Given data:
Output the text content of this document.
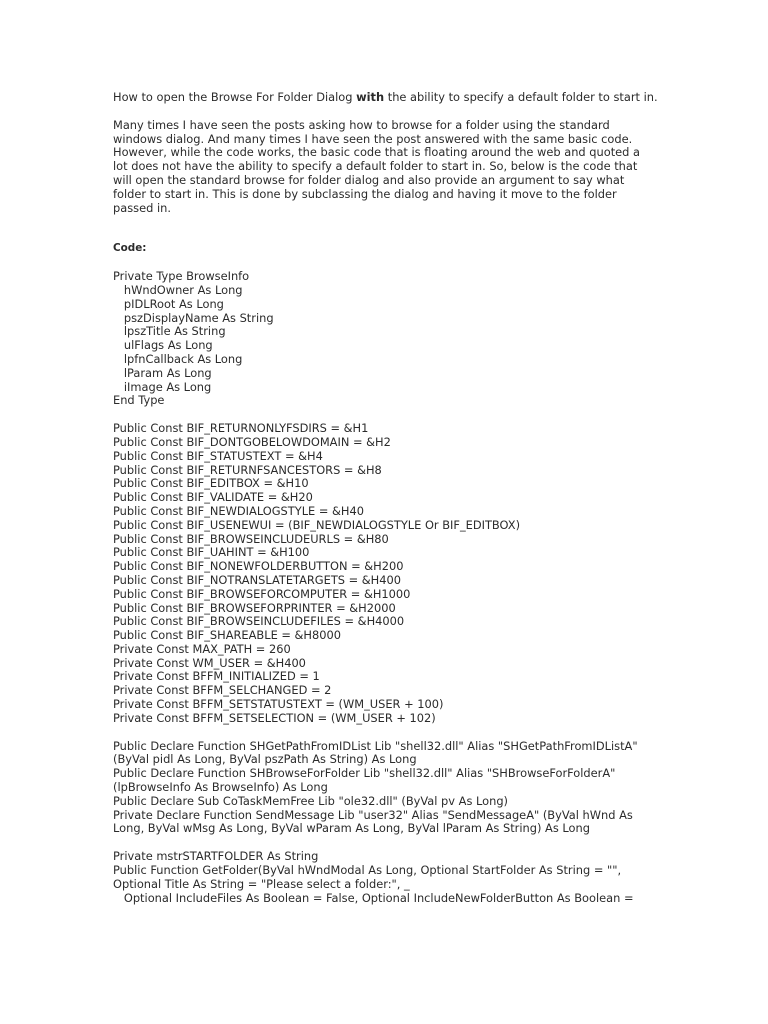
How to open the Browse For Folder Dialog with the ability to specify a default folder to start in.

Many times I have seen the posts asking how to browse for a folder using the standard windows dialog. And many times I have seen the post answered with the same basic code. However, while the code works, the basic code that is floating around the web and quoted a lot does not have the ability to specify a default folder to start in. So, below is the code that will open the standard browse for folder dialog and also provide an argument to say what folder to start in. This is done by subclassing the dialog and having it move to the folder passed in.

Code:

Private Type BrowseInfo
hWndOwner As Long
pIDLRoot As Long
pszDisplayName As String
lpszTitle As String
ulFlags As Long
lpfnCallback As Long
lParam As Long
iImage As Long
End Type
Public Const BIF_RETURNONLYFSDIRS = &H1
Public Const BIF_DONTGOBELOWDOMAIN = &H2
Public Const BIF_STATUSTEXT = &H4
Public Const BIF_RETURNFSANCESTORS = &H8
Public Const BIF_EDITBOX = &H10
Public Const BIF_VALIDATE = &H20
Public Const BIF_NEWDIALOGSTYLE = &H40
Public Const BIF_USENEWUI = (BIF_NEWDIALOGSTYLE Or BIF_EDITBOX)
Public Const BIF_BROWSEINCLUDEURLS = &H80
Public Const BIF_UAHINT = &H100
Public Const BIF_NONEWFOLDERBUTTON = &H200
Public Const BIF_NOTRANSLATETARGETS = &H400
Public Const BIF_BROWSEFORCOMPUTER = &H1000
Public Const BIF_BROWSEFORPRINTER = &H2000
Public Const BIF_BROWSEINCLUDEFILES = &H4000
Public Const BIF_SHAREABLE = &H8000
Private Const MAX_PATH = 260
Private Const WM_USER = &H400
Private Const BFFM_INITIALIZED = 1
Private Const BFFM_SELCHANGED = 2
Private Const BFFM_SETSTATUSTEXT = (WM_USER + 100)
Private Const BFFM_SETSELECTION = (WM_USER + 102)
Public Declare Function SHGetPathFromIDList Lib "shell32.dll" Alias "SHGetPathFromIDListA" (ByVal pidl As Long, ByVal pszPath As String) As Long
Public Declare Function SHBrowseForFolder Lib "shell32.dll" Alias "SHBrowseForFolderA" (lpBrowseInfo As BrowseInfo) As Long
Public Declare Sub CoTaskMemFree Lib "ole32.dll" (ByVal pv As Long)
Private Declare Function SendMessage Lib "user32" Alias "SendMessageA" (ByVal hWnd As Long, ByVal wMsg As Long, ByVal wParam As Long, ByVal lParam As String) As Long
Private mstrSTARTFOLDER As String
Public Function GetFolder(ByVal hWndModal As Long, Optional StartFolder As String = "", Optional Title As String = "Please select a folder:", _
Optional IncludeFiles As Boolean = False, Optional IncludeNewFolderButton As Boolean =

The exercise: Print all of the entries word for word. Skip any images they contain.

Output:
Output the text content of this document.
How to open the Browse For Folder Dialog with the ability to specify a default folder to start in.

Many times I have seen the posts asking how to browse for a folder using the standard windows dialog. And many times I have seen the post answered with the same basic code. However, while the code works, the basic code that is floating around the web and quoted a lot does not have the ability to specify a default folder to start in. So, below is the code that will open the standard browse for folder dialog and also provide an argument to say what folder to start in. This is done by subclassing the dialog and having it move to the folder passed in.

Code:

Private Type BrowseInfo
hWndOwner As Long
pIDLRoot As Long
pszDisplayName As String
lpszTitle As String
ulFlags As Long
lpfnCallback As Long
lParam As Long
iImage As Long
End Type
Public Const BIF_RETURNONLYFSDIRS = &H1
Public Const BIF_DONTGOBELOWDOMAIN = &H2
Public Const BIF_STATUSTEXT = &H4
Public Const BIF_RETURNFSANCESTORS = &H8
Public Const BIF_EDITBOX = &H10
Public Const BIF_VALIDATE = &H20
Public Const BIF_NEWDIALOGSTYLE = &H40
Public Const BIF_USENEWUI = (BIF_NEWDIALOGSTYLE Or BIF_EDITBOX)
Public Const BIF_BROWSEINCLUDEURLS = &H80
Public Const BIF_UAHINT = &H100
Public Const BIF_NONEWFOLDERBUTTON = &H200
Public Const BIF_NOTRANSLATETARGETS = &H400
Public Const BIF_BROWSEFORCOMPUTER = &H1000
Public Const BIF_BROWSEFORPRINTER = &H2000
Public Const BIF_BROWSEINCLUDEFILES = &H4000
Public Const BIF_SHAREABLE = &H8000
Private Const MAX_PATH = 260
Private Const WM_USER = &H400
Private Const BFFM_INITIALIZED = 1
Private Const BFFM_SELCHANGED = 2
Private Const BFFM_SETSTATUSTEXT = (WM_USER + 100)
Private Const BFFM_SETSELECTION = (WM_USER + 102)
Public Declare Function SHGetPathFromIDList Lib "shell32.dll" Alias "SHGetPathFromIDListA" (ByVal pidl As Long, ByVal pszPath As String) As Long
Public Declare Function SHBrowseForFolder Lib "shell32.dll" Alias "SHBrowseForFolderA" (lpBrowseInfo As BrowseInfo) As Long
Public Declare Sub CoTaskMemFree Lib "ole32.dll" (ByVal pv As Long)
Private Declare Function SendMessage Lib "user32" Alias "SendMessageA" (ByVal hWnd As Long, ByVal wMsg As Long, ByVal wParam As Long, ByVal lParam As String) As Long
Private mstrSTARTFOLDER As String
Public Function GetFolder(ByVal hWndModal As Long, Optional StartFolder As String = "", Optional Title As String = "Please select a folder:", _
Optional IncludeFiles As Boolean = False, Optional IncludeNewFolderButton As Boolean =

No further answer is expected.